RECORDS =
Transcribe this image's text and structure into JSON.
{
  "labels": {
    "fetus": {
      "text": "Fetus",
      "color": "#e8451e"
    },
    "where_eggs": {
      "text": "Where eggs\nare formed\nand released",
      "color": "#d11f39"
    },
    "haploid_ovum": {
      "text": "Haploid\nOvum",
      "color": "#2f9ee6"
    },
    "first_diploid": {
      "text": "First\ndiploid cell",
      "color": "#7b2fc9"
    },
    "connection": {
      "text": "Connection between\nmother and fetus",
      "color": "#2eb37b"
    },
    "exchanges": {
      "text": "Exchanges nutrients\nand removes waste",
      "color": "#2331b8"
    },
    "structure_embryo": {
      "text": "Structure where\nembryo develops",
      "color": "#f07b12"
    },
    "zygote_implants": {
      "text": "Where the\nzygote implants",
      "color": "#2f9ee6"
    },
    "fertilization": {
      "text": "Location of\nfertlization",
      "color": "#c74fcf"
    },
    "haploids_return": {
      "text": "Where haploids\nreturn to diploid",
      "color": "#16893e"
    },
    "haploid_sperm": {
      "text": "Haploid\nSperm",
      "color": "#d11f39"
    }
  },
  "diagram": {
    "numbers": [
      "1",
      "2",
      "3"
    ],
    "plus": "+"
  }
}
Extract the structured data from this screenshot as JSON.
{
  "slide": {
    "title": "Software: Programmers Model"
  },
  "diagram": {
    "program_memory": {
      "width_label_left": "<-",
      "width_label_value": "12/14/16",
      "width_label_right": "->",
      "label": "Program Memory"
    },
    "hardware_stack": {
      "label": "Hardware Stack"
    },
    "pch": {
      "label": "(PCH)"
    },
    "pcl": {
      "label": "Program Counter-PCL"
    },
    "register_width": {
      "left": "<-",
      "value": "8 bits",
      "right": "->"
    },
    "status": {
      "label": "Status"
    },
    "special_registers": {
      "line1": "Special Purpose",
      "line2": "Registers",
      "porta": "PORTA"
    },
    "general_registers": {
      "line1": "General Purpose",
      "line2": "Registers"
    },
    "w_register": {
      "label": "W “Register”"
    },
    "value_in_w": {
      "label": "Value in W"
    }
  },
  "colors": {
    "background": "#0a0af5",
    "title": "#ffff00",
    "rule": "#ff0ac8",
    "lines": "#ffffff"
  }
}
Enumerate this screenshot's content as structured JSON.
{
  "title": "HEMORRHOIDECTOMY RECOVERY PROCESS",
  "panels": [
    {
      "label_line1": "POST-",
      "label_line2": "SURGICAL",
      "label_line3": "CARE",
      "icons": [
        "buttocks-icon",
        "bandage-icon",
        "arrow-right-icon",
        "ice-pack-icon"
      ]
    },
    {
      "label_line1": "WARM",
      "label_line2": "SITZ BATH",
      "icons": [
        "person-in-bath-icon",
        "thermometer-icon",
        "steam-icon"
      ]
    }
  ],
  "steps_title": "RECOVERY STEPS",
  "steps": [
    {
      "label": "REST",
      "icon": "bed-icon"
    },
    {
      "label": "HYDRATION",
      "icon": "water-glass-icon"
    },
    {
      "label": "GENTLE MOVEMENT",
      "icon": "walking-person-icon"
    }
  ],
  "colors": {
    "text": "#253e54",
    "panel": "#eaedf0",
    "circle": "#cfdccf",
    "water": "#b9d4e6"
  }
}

PROBLEM = Repeat exactly the lines from the line containing "Extract the structured" through the last line of the records above, including both, and nothing else.

COMPLETE RESPONSE =
Extract the structured data from this screenshot as JSON.
{
  "slide": {
    "title": "Software: Programmers Model"
  },
  "diagram": {
    "program_memory": {
      "width_label_left": "<-",
      "width_label_value": "12/14/16",
      "width_label_right": "->",
      "label": "Program Memory"
    },
    "hardware_stack": {
      "label": "Hardware Stack"
    },
    "pch": {
      "label": "(PCH)"
    },
    "pcl": {
      "label": "Program Counter-PCL"
    },
    "register_width": {
      "left": "<-",
      "value": "8 bits",
      "right": "->"
    },
    "status": {
      "label": "Status"
    },
    "special_registers": {
      "line1": "Special Purpose",
      "line2": "Registers",
      "porta": "PORTA"
    },
    "general_registers": {
      "line1": "General Purpose",
      "line2": "Registers"
    },
    "w_register": {
      "label": "W “Register”"
    },
    "value_in_w": {
      "label": "Value in W"
    }
  },
  "colors": {
    "background": "#0a0af5",
    "title": "#ffff00",
    "rule": "#ff0ac8",
    "lines": "#ffffff"
  }
}
Enumerate this screenshot's content as structured JSON.
{
  "title": "HEMORRHOIDECTOMY RECOVERY PROCESS",
  "panels": [
    {
      "label_line1": "POST-",
      "label_line2": "SURGICAL",
      "label_line3": "CARE",
      "icons": [
        "buttocks-icon",
        "bandage-icon",
        "arrow-right-icon",
        "ice-pack-icon"
      ]
    },
    {
      "label_line1": "WARM",
      "label_line2": "SITZ BATH",
      "icons": [
        "person-in-bath-icon",
        "thermometer-icon",
        "steam-icon"
      ]
    }
  ],
  "steps_title": "RECOVERY STEPS",
  "steps": [
    {
      "label": "REST",
      "icon": "bed-icon"
    },
    {
      "label": "HYDRATION",
      "icon": "water-glass-icon"
    },
    {
      "label": "GENTLE MOVEMENT",
      "icon": "walking-person-icon"
    }
  ],
  "colors": {
    "text": "#253e54",
    "panel": "#eaedf0",
    "circle": "#cfdccf",
    "water": "#b9d4e6"
  }
}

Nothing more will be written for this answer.